> Problem statement: Output every line below without omitting or altering anything.

-- BEGIN Input records --

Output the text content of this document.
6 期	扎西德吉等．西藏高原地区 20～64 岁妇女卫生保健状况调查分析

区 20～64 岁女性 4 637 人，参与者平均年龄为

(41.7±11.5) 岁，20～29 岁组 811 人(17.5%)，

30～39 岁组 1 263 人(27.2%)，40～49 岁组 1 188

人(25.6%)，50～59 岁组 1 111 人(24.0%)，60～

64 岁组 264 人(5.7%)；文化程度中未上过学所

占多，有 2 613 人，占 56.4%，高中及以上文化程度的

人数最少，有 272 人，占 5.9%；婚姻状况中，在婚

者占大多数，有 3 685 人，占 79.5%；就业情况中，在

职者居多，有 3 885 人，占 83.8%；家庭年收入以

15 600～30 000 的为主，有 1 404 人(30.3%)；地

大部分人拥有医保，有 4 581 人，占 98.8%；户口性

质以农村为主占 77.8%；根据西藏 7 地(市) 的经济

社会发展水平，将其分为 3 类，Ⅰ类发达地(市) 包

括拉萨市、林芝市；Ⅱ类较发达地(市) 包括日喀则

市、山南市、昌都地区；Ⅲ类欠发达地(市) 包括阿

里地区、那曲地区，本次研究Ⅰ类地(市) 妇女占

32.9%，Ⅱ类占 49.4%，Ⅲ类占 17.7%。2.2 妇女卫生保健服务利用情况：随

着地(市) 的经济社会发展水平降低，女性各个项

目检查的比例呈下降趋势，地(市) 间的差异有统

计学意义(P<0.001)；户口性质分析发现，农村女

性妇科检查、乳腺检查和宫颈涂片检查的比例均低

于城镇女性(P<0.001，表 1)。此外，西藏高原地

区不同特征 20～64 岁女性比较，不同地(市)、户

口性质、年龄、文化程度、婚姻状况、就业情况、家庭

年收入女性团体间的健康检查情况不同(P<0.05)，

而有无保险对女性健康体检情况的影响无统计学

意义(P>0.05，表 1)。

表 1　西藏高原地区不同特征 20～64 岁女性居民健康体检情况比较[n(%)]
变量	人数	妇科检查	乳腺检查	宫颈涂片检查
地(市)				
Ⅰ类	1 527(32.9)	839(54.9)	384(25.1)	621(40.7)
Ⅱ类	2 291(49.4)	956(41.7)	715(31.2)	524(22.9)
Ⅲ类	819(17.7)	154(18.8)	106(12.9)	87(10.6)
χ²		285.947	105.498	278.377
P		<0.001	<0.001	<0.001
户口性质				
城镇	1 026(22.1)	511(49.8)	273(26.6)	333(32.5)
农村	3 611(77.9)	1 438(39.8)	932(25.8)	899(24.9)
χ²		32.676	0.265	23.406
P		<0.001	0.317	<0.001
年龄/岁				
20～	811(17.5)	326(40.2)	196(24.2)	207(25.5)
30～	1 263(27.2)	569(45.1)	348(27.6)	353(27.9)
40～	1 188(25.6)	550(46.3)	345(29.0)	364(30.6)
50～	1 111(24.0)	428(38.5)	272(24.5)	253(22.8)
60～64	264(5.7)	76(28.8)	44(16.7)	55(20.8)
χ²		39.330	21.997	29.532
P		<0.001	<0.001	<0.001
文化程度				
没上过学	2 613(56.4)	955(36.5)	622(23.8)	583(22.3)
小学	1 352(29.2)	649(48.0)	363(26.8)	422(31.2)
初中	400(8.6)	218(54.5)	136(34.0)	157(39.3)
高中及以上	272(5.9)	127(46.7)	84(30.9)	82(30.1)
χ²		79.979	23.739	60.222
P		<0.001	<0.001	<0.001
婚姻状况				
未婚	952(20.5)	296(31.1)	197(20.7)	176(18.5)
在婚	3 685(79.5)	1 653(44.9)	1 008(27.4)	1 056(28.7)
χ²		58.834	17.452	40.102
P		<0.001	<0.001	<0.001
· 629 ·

-- END Input records --

> Task solution:
Output the text content of this document.
6 期	扎西德吉等．西藏高原地区 20～64 岁妇女卫生保健状况调查分析

区 20～64 岁女性 4 637 人，参与者平均年龄为

(41.7±11.5) 岁，20～29 岁组 811 人(17.5%)，

30～39 岁组 1 263 人(27.2%)，40～49 岁组 1 188

人(25.6%)，50～59 岁组 1 111 人(24.0%)，60～

64 岁组 264 人(5.7%)；文化程度中未上过学所

占多，有 2 613 人，占 56.4%，高中及以上文化程度的

人数最少，有 272 人，占 5.9%；婚姻状况中，在婚

者占大多数，有 3 685 人，占 79.5%；就业情况中，在

职者居多，有 3 885 人，占 83.8%；家庭年收入以

15 600～30 000 的为主，有 1 404 人(30.3%)；地

大部分人拥有医保，有 4 581 人，占 98.8%；户口性

质以农村为主占 77.8%；根据西藏 7 地(市) 的经济

社会发展水平，将其分为 3 类，Ⅰ类发达地(市) 包

括拉萨市、林芝市；Ⅱ类较发达地(市) 包括日喀则

市、山南市、昌都地区；Ⅲ类欠发达地(市) 包括阿

里地区、那曲地区，本次研究Ⅰ类地(市) 妇女占

32.9%，Ⅱ类占 49.4%，Ⅲ类占 17.7%。2.2 妇女卫生保健服务利用情况：随

着地(市) 的经济社会发展水平降低，女性各个项

目检查的比例呈下降趋势，地(市) 间的差异有统

计学意义(P<0.001)；户口性质分析发现，农村女

性妇科检查、乳腺检查和宫颈涂片检查的比例均低

于城镇女性(P<0.001，表 1)。此外，西藏高原地

区不同特征 20～64 岁女性比较，不同地(市)、户

口性质、年龄、文化程度、婚姻状况、就业情况、家庭

年收入女性团体间的健康检查情况不同(P<0.05)，

而有无保险对女性健康体检情况的影响无统计学

意义(P>0.05，表 1)。

表 1　西藏高原地区不同特征 20～64 岁女性居民健康体检情况比较[n(%)]
变量	人数	妇科检查	乳腺检查	宫颈涂片检查
地(市)				
Ⅰ类	1 527(32.9)	839(54.9)	384(25.1)	621(40.7)
Ⅱ类	2 291(49.4)	956(41.7)	715(31.2)	524(22.9)
Ⅲ类	819(17.7)	154(18.8)	106(12.9)	87(10.6)
χ²		285.947	105.498	278.377
P		<0.001	<0.001	<0.001
户口性质				
城镇	1 026(22.1)	511(49.8)	273(26.6)	333(32.5)
农村	3 611(77.9)	1 438(39.8)	932(25.8)	899(24.9)
χ²		32.676	0.265	23.406
P		<0.001	0.317	<0.001
年龄/岁				
20～	811(17.5)	326(40.2)	196(24.2)	207(25.5)
30～	1 263(27.2)	569(45.1)	348(27.6)	353(27.9)
40～	1 188(25.6)	550(46.3)	345(29.0)	364(30.6)
50～	1 111(24.0)	428(38.5)	272(24.5)	253(22.8)
60～64	264(5.7)	76(28.8)	44(16.7)	55(20.8)
χ²		39.330	21.997	29.532
P		<0.001	<0.001	<0.001
文化程度				
没上过学	2 613(56.4)	955(36.5)	622(23.8)	583(22.3)
小学	1 352(29.2)	649(48.0)	363(26.8)	422(31.2)
初中	400(8.6)	218(54.5)	136(34.0)	157(39.3)
高中及以上	272(5.9)	127(46.7)	84(30.9)	82(30.1)
χ²		79.979	23.739	60.222
P		<0.001	<0.001	<0.001
婚姻状况				
未婚	952(20.5)	296(31.1)	197(20.7)	176(18.5)
在婚	3 685(79.5)	1 653(44.9)	1 008(27.4)	1 056(28.7)
χ²		58.834	17.452	40.102
P		<0.001	<0.001	<0.001
· 629 ·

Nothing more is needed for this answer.